[Collected data entries]

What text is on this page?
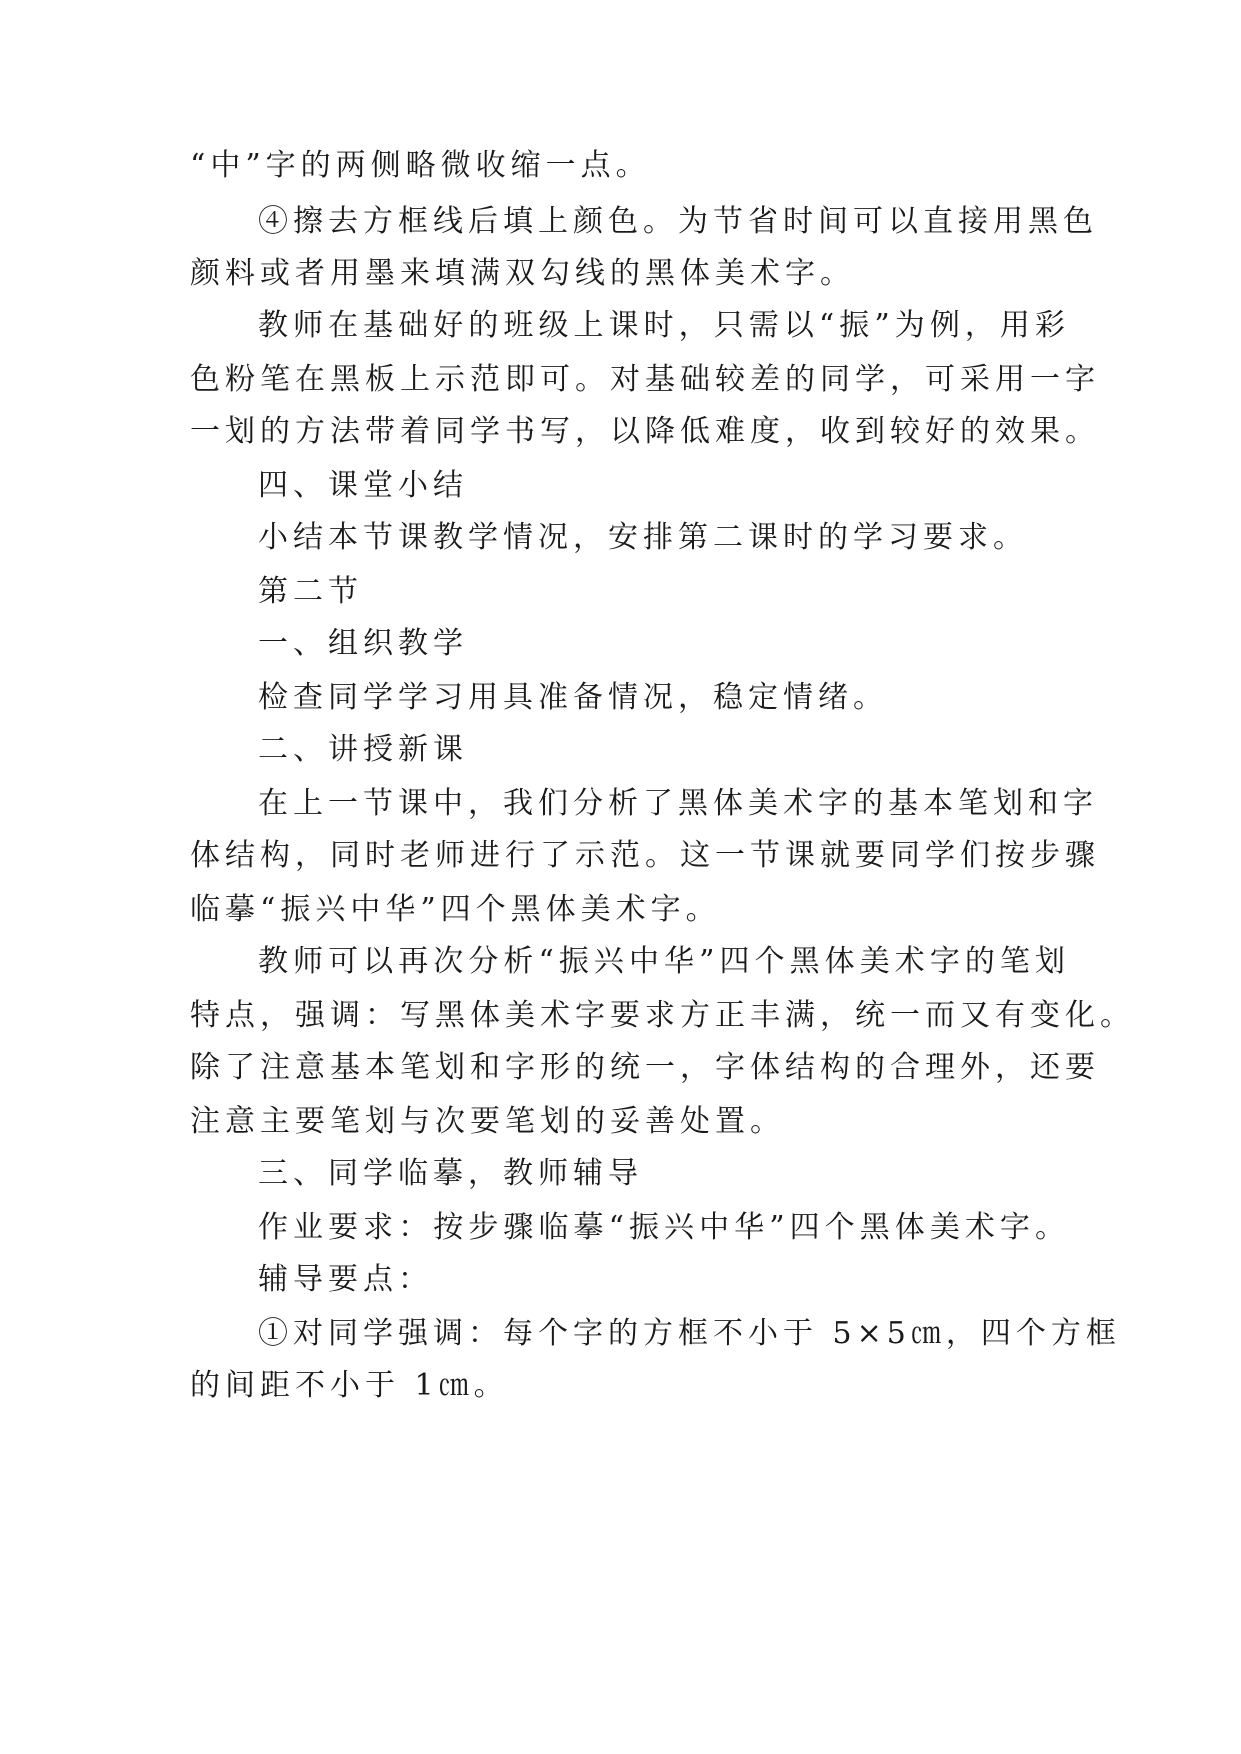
“中”字的两侧略微收缩一点。
④擦去方框线后填上颜色。为节省时间可以直接用黑色
颜料或者用墨来填满双勾线的黑体美术字。
教师在基础好的班级上课时，只需以“振”为例，用彩
色粉笔在黑板上示范即可。对基础较差的同学，可采用一字
一划的方法带着同学书写，以降低难度，收到较好的效果。
四、课堂小结
小结本节课教学情况，安排第二课时的学习要求。
第二节
一、组织教学
检查同学学习用具准备情况，稳定情绪。
二、讲授新课
在上一节课中，我们分析了黑体美术字的基本笔划和字
体结构，同时老师进行了示范。这一节课就要同学们按步骤
临摹“振兴中华”四个黑体美术字。
教师可以再次分析“振兴中华”四个黑体美术字的笔划
特点，强调：写黑体美术字要求方正丰满，统一而又有变化。
除了注意基本笔划和字形的统一，字体结构的合理外，还要
注意主要笔划与次要笔划的妥善处置。
三、同学临摹，教师辅导
作业要求：按步骤临摹“振兴中华”四个黑体美术字。
辅导要点：
①对同学强调：每个字的方框不小于 5×5㎝，四个方框
的间距不小于 1㎝。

- _Instructions to follow_:
Retype all the records shown above, character for character. Omit every picture.

- _Written response_:
What text is on this page?
“中”字的两侧略微收缩一点。
④擦去方框线后填上颜色。为节省时间可以直接用黑色
颜料或者用墨来填满双勾线的黑体美术字。
教师在基础好的班级上课时，只需以“振”为例，用彩
色粉笔在黑板上示范即可。对基础较差的同学，可采用一字
一划的方法带着同学书写，以降低难度，收到较好的效果。
四、课堂小结
小结本节课教学情况，安排第二课时的学习要求。
第二节
一、组织教学
检查同学学习用具准备情况，稳定情绪。
二、讲授新课
在上一节课中，我们分析了黑体美术字的基本笔划和字
体结构，同时老师进行了示范。这一节课就要同学们按步骤
临摹“振兴中华”四个黑体美术字。
教师可以再次分析“振兴中华”四个黑体美术字的笔划
特点，强调：写黑体美术字要求方正丰满，统一而又有变化。
除了注意基本笔划和字形的统一，字体结构的合理外，还要
注意主要笔划与次要笔划的妥善处置。
三、同学临摹，教师辅导
作业要求：按步骤临摹“振兴中华”四个黑体美术字。
辅导要点：
①对同学强调：每个字的方框不小于 5×5㎝，四个方框
的间距不小于 1㎝。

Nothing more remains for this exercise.